_REQUIRED WORK:_ Set down the material once more, exactly as it appears.

(Dataset rows about figures)
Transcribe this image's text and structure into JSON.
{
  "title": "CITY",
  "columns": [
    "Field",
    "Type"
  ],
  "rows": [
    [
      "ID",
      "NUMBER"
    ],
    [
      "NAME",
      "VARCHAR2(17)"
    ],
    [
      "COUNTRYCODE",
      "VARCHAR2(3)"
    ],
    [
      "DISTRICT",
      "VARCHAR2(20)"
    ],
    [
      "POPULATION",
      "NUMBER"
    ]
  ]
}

_WRITTEN SOLUTION:_
Transcribe this image's text and structure into JSON.
{
  "title": "CITY",
  "columns": [
    "Field",
    "Type"
  ],
  "rows": [
    [
      "ID",
      "NUMBER"
    ],
    [
      "NAME",
      "VARCHAR2(17)"
    ],
    [
      "COUNTRYCODE",
      "VARCHAR2(3)"
    ],
    [
      "DISTRICT",
      "VARCHAR2(20)"
    ],
    [
      "POPULATION",
      "NUMBER"
    ]
  ]
}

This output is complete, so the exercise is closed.